■ Vorliegender Text
□ □ □

# Tomcat auf Windows Server 2003



## Lampy (25. Mrz 2007)

Hallo!

Ich habe versucht, Tomcat 6 zu installieren - alles gut, aber starten tut es nicht. Ich habe einen Windows Server 2003 R2 mit SP1 in der 64bit-Edition und das 64-bit JDK Java 1.6 drauf.

Sind euch da Probleme bekannt? Wo schreibt der Tomcat Fehler beim Starten rein? (Wenn ich den Dienst starten will, bricht er immer beim Startvorgang kommentarlos ab. Auf einer Windows-2000-Maschine mit JDK 1.6 läuft aber alles problemlos...)

Grüße,
Markus


----------



## DP (25. Mrz 2007)

□ □ □

■ Inhalt des Datensatzes
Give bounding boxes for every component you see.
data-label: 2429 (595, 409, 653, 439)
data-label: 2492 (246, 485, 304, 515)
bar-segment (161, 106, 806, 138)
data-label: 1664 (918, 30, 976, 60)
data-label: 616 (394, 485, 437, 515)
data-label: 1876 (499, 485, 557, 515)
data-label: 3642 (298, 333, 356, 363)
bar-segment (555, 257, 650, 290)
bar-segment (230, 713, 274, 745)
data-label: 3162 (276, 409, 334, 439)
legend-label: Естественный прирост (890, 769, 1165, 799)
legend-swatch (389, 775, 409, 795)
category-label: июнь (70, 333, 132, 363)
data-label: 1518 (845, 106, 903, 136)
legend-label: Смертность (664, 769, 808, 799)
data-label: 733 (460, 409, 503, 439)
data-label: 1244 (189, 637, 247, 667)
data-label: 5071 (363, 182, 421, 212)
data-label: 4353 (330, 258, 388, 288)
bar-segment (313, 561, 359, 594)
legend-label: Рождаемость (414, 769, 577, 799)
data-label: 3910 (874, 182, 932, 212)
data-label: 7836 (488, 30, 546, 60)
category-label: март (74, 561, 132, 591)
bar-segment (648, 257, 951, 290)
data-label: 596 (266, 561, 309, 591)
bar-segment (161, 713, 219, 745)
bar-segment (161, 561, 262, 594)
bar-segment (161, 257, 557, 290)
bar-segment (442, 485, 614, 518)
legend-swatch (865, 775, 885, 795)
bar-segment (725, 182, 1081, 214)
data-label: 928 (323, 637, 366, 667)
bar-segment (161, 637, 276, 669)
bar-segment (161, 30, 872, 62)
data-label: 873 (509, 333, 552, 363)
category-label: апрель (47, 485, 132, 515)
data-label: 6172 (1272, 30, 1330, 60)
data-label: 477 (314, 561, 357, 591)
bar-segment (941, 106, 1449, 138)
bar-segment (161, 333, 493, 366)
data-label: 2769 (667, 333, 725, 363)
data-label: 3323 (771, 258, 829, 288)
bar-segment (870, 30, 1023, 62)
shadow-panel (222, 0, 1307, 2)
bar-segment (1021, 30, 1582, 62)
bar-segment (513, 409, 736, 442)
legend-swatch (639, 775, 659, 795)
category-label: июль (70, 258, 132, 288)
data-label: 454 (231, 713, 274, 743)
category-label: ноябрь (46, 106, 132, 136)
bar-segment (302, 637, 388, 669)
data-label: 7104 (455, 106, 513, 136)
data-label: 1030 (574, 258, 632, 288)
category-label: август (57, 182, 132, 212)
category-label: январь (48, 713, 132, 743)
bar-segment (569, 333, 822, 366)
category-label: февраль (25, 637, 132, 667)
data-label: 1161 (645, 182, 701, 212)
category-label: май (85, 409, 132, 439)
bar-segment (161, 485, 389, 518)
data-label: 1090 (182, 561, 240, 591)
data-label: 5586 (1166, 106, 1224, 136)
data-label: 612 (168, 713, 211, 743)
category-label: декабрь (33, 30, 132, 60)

□ □ □

■ Aufgaben
1. Zitiere aus dem Forumsthread über Tomcat auf Windows Server 2003 wortgetreu den Abschnitt, der bei "# Tomcat auf" beginnt und bei "Java 1.6 drauf." endet.
2. Welches JDK ist laut dem Forumsthread über Tomcat auf Windows Server 2003 auf dem Server installiert?
3. Schreib den Forumsthread über Tomcat auf Windows Server 2003 dort weiter, wo er aufhört.

■ Antworten je Aufgabe
1.
# Tomcat auf Windows Server 2003



## Lampy (25. Mrz 2007)

Hallo!

Ich habe versucht, Tomcat 6 zu installieren - alles gut, aber starten tut es nicht. Ich habe einen Windows Server 2003 R2 mit SP1 in der 64bit-Edition und das 64-bit JDK Java 1.6 drauf.

2. Das 64-bit JDK Java 1.6.

3.
starte mal aus der konsole mit startup.bat. dann siehste die fehlermeldungen


----------



## Lampy (25. Mrz 2007)

DP hat gesagt.:
			
		

> starte mal aus der konsole mit startup.bat. dann siehste die fehlermeldungen



Und wo gibt es eine startup.bat??? Bei meinem Tomcat 6 ist in KEINEM Verzeichnis eine bat...


----------



## Caffè Latte (25. Mrz 2007)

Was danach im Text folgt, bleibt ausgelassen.